- Task to complete
Output a single figure: the number of lines in which the word "يمكن" appears.

(Data records)
____________
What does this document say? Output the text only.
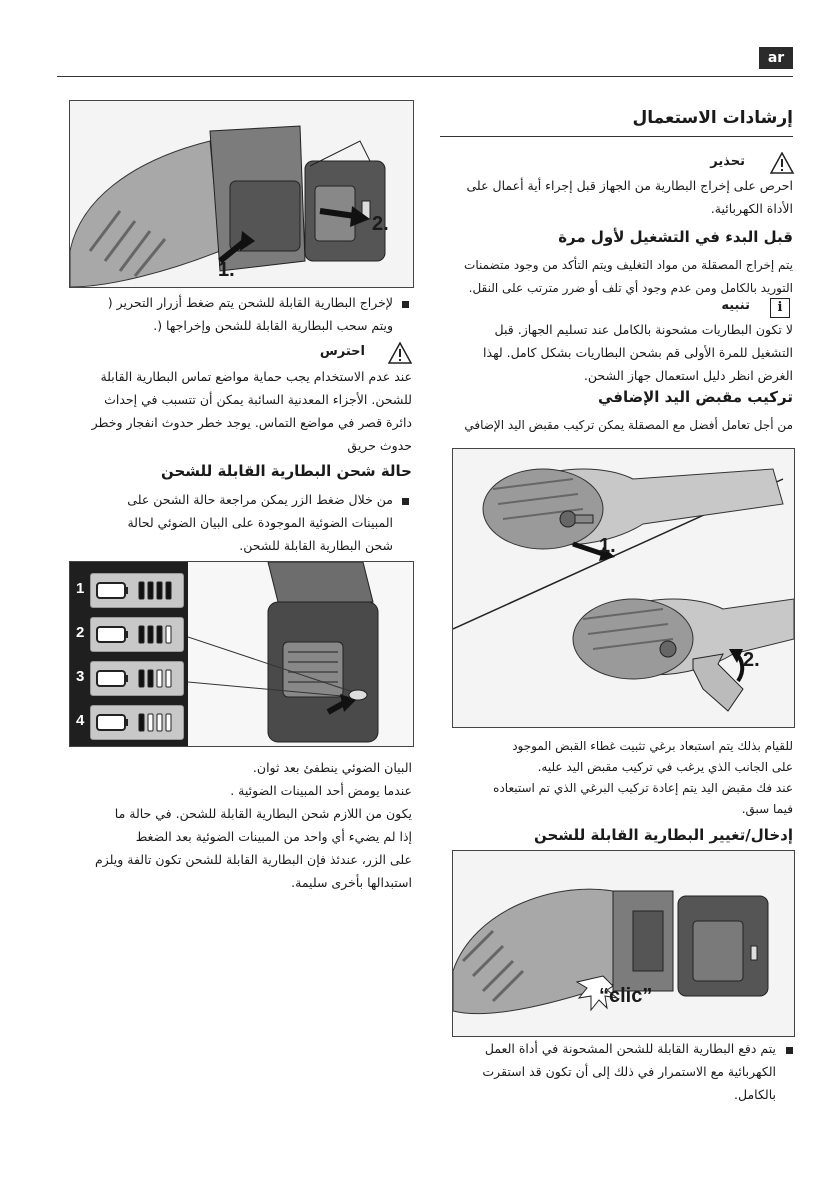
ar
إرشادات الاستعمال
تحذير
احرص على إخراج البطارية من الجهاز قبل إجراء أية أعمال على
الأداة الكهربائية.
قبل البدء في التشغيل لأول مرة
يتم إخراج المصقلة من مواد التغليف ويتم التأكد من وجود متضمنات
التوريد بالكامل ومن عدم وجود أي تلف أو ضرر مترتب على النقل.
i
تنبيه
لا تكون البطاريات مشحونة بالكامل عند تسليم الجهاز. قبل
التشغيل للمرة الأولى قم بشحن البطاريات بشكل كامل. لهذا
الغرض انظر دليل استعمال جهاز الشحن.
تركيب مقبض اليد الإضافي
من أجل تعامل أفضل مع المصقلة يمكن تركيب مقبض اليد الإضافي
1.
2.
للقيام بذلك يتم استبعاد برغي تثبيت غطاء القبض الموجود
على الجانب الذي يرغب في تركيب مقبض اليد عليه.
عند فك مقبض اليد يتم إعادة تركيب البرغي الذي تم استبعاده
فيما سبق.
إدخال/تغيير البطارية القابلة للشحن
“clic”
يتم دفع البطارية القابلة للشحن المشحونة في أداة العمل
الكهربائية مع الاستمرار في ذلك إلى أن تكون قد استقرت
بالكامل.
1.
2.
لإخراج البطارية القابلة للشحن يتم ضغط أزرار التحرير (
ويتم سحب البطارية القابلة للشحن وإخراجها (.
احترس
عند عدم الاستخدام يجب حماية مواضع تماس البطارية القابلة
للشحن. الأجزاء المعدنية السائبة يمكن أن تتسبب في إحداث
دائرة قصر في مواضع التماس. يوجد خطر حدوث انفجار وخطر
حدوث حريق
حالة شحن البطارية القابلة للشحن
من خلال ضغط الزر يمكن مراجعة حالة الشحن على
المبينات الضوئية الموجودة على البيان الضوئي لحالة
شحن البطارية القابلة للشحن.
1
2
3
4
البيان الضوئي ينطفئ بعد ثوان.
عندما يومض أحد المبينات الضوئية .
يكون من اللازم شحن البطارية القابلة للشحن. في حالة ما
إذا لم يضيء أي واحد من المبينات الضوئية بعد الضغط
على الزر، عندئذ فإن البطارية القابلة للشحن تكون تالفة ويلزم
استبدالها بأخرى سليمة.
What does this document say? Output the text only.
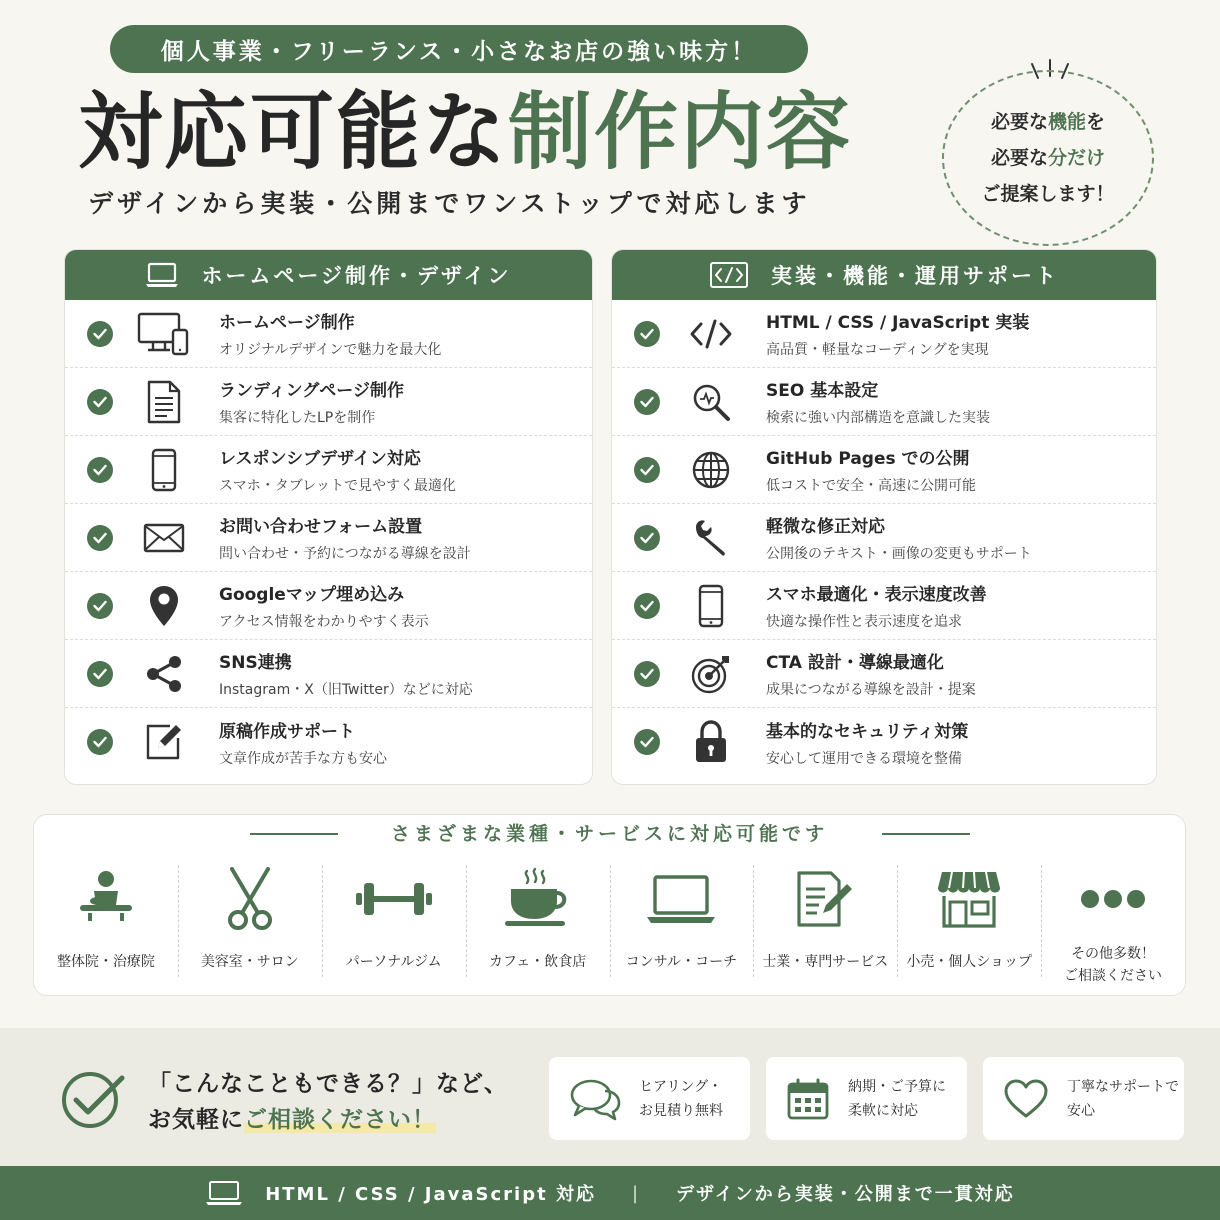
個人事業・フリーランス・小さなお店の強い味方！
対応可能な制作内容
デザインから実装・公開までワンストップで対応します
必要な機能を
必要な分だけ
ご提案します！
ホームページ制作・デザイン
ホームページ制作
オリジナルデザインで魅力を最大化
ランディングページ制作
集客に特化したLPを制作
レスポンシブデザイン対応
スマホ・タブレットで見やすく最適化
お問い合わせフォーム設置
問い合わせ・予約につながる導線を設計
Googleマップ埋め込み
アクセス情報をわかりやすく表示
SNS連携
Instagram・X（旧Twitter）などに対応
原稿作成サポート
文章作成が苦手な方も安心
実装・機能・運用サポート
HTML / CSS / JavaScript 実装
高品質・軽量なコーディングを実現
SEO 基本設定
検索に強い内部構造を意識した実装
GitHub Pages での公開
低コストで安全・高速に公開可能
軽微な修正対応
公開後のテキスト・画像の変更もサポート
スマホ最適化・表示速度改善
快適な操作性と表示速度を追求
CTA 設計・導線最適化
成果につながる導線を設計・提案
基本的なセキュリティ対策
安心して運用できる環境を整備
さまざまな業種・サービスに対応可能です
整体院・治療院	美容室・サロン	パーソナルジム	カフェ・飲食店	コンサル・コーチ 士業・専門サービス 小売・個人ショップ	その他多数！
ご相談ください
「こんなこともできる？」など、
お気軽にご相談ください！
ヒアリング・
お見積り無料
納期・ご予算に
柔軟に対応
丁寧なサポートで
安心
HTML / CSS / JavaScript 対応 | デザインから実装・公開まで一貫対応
____________
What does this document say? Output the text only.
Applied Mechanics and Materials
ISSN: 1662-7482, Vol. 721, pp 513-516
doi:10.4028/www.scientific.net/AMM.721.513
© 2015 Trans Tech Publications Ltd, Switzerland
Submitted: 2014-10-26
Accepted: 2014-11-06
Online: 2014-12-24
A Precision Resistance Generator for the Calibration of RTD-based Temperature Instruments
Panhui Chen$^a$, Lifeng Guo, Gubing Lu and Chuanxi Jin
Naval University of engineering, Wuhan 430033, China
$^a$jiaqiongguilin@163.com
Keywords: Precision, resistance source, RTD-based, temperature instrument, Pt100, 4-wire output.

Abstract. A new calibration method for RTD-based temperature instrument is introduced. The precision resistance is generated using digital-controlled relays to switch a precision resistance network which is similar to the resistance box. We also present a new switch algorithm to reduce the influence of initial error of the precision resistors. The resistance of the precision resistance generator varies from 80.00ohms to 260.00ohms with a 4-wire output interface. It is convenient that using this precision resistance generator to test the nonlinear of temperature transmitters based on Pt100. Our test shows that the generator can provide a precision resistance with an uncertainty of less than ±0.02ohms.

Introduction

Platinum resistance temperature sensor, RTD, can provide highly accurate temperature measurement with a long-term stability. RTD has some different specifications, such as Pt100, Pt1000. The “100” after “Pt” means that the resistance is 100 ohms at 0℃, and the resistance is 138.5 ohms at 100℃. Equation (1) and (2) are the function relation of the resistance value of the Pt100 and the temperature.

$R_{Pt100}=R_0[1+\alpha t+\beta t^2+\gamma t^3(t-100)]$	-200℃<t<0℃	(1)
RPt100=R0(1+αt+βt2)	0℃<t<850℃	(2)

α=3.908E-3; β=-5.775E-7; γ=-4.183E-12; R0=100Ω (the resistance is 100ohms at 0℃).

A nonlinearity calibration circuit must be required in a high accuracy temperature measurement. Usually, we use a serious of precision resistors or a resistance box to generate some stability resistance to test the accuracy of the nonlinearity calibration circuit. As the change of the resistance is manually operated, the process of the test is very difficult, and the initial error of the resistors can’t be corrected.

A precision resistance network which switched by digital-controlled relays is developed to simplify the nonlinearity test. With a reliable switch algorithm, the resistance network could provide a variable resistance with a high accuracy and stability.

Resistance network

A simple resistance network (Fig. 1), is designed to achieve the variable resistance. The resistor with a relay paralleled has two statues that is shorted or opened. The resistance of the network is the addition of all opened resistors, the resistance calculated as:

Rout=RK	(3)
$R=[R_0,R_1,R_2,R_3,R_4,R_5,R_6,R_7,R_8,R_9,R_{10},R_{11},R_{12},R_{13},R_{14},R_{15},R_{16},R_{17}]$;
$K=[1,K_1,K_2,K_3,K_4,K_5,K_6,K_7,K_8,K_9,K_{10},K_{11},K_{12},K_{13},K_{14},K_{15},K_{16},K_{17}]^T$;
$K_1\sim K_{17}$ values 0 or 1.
____________
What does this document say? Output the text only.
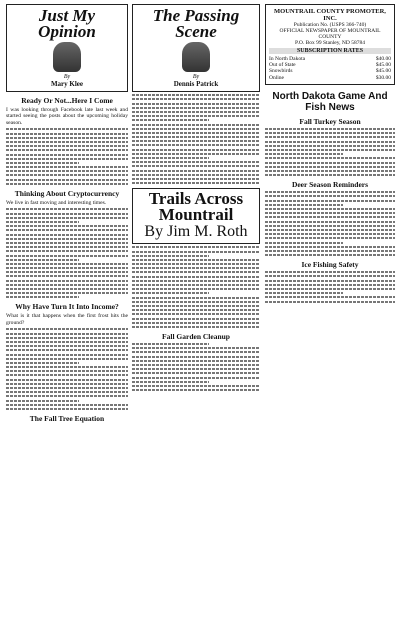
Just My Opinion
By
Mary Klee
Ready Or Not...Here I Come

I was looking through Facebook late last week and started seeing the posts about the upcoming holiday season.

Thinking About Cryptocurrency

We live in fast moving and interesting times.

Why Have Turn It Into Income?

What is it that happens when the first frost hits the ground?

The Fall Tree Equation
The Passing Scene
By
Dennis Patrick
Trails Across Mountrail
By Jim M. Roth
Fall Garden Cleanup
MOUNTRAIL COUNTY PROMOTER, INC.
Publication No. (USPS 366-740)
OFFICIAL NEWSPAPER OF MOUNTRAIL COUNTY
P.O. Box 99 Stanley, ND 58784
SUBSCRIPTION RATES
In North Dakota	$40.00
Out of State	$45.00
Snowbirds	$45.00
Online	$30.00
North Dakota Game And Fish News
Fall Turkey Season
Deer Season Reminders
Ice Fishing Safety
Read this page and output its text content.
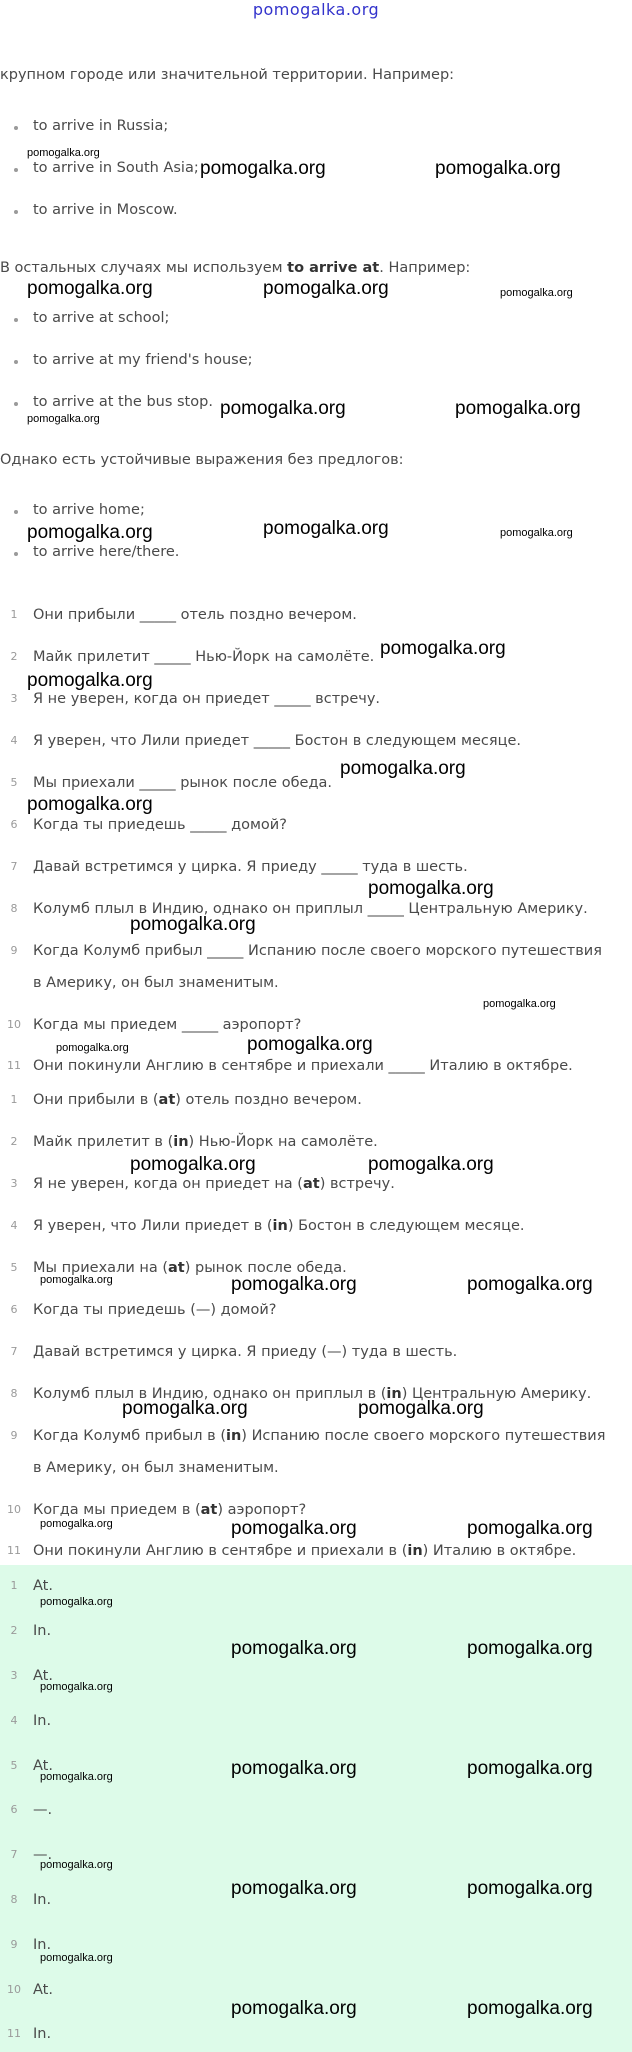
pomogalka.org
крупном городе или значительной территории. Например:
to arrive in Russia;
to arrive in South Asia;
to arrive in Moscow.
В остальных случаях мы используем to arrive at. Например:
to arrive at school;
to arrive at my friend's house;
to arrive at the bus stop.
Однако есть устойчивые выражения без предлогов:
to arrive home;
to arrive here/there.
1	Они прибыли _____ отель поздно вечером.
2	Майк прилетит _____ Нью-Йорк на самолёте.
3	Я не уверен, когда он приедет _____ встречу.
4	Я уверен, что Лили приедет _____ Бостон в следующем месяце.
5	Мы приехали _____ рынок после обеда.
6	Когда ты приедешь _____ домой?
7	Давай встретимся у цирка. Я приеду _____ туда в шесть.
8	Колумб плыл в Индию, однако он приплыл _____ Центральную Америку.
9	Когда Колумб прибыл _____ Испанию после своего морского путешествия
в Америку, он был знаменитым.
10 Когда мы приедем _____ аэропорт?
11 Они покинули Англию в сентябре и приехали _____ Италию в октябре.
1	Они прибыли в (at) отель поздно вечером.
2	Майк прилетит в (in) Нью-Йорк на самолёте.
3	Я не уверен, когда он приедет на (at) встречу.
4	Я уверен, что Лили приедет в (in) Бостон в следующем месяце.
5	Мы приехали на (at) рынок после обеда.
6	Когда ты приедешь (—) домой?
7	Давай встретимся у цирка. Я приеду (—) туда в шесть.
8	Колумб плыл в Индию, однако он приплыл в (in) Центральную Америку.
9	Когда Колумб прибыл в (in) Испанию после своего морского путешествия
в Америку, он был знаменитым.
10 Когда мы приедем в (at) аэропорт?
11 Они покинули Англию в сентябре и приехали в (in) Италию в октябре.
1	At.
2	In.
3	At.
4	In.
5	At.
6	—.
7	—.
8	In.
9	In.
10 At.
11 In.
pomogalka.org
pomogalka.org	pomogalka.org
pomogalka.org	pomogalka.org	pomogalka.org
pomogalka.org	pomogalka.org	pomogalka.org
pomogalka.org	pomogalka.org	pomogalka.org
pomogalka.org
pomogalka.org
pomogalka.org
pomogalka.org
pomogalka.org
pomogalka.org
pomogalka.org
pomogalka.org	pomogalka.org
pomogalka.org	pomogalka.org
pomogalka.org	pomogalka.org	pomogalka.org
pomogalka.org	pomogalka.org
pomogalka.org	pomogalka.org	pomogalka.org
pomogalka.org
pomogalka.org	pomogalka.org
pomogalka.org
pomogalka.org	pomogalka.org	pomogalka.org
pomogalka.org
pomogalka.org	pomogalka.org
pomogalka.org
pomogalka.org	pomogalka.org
____________
- The response
3